Start of SOURCE RECORDS

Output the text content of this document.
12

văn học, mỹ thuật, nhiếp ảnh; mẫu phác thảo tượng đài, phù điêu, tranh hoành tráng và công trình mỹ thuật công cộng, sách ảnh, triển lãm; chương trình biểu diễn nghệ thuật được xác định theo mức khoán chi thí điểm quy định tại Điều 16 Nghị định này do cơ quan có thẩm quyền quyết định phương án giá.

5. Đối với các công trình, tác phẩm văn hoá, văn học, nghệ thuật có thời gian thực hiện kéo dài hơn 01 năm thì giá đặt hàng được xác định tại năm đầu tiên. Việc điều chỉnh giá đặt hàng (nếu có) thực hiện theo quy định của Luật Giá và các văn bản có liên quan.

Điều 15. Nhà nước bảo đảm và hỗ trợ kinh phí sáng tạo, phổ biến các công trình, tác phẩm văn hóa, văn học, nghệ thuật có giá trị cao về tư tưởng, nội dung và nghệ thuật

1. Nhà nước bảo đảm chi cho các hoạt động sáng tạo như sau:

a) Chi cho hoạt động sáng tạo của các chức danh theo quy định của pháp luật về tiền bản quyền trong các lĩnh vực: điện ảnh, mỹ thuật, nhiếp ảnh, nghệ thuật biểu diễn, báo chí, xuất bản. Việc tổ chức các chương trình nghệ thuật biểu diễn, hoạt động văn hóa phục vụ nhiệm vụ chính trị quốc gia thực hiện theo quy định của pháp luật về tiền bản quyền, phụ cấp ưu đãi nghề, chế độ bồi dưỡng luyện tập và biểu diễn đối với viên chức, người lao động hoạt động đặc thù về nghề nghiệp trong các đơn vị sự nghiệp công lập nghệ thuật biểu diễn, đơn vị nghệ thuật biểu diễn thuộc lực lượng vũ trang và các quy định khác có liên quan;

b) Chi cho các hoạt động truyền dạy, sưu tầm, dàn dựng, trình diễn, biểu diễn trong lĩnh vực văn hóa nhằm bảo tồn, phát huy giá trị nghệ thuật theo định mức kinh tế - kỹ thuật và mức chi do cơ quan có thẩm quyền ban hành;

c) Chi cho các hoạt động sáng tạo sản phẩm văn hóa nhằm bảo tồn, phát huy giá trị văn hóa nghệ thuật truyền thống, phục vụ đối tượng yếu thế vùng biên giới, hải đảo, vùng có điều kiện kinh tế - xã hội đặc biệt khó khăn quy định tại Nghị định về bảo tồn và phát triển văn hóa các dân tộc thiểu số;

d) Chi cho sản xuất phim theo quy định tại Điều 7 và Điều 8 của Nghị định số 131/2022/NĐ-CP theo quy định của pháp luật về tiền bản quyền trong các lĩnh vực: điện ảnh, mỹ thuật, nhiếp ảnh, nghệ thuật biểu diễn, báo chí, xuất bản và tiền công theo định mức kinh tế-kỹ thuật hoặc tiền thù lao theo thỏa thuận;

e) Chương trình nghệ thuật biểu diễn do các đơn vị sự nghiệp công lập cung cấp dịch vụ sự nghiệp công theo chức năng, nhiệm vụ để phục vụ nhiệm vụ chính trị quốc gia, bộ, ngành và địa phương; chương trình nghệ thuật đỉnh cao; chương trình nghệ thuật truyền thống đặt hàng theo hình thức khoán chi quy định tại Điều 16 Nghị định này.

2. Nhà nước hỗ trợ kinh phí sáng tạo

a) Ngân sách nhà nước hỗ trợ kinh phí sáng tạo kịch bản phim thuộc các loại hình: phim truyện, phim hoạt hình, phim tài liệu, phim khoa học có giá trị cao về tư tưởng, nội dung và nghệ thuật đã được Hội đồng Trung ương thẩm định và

End of SOURCE RECORDS

§ SET TASK
Copy the records above exactly.

§ OUTPUT FOR THIS EXERCISE
Output the text content of this document.
12

văn học, mỹ thuật, nhiếp ảnh; mẫu phác thảo tượng đài, phù điêu, tranh hoành tráng và công trình mỹ thuật công cộng, sách ảnh, triển lãm; chương trình biểu diễn nghệ thuật được xác định theo mức khoán chi thí điểm quy định tại Điều 16 Nghị định này do cơ quan có thẩm quyền quyết định phương án giá.

5. Đối với các công trình, tác phẩm văn hoá, văn học, nghệ thuật có thời gian thực hiện kéo dài hơn 01 năm thì giá đặt hàng được xác định tại năm đầu tiên. Việc điều chỉnh giá đặt hàng (nếu có) thực hiện theo quy định của Luật Giá và các văn bản có liên quan.

Điều 15. Nhà nước bảo đảm và hỗ trợ kinh phí sáng tạo, phổ biến các công trình, tác phẩm văn hóa, văn học, nghệ thuật có giá trị cao về tư tưởng, nội dung và nghệ thuật

1. Nhà nước bảo đảm chi cho các hoạt động sáng tạo như sau:

a) Chi cho hoạt động sáng tạo của các chức danh theo quy định của pháp luật về tiền bản quyền trong các lĩnh vực: điện ảnh, mỹ thuật, nhiếp ảnh, nghệ thuật biểu diễn, báo chí, xuất bản. Việc tổ chức các chương trình nghệ thuật biểu diễn, hoạt động văn hóa phục vụ nhiệm vụ chính trị quốc gia thực hiện theo quy định của pháp luật về tiền bản quyền, phụ cấp ưu đãi nghề, chế độ bồi dưỡng luyện tập và biểu diễn đối với viên chức, người lao động hoạt động đặc thù về nghề nghiệp trong các đơn vị sự nghiệp công lập nghệ thuật biểu diễn, đơn vị nghệ thuật biểu diễn thuộc lực lượng vũ trang và các quy định khác có liên quan;

b) Chi cho các hoạt động truyền dạy, sưu tầm, dàn dựng, trình diễn, biểu diễn trong lĩnh vực văn hóa nhằm bảo tồn, phát huy giá trị nghệ thuật theo định mức kinh tế - kỹ thuật và mức chi do cơ quan có thẩm quyền ban hành;

c) Chi cho các hoạt động sáng tạo sản phẩm văn hóa nhằm bảo tồn, phát huy giá trị văn hóa nghệ thuật truyền thống, phục vụ đối tượng yếu thế vùng biên giới, hải đảo, vùng có điều kiện kinh tế - xã hội đặc biệt khó khăn quy định tại Nghị định về bảo tồn và phát triển văn hóa các dân tộc thiểu số;

d) Chi cho sản xuất phim theo quy định tại Điều 7 và Điều 8 của Nghị định số 131/2022/NĐ-CP theo quy định của pháp luật về tiền bản quyền trong các lĩnh vực: điện ảnh, mỹ thuật, nhiếp ảnh, nghệ thuật biểu diễn, báo chí, xuất bản và tiền công theo định mức kinh tế-kỹ thuật hoặc tiền thù lao theo thỏa thuận;

e) Chương trình nghệ thuật biểu diễn do các đơn vị sự nghiệp công lập cung cấp dịch vụ sự nghiệp công theo chức năng, nhiệm vụ để phục vụ nhiệm vụ chính trị quốc gia, bộ, ngành và địa phương; chương trình nghệ thuật đỉnh cao; chương trình nghệ thuật truyền thống đặt hàng theo hình thức khoán chi quy định tại Điều 16 Nghị định này.

2. Nhà nước hỗ trợ kinh phí sáng tạo

a) Ngân sách nhà nước hỗ trợ kinh phí sáng tạo kịch bản phim thuộc các loại hình: phim truyện, phim hoạt hình, phim tài liệu, phim khoa học có giá trị cao về tư tưởng, nội dung và nghệ thuật đã được Hội đồng Trung ương thẩm định và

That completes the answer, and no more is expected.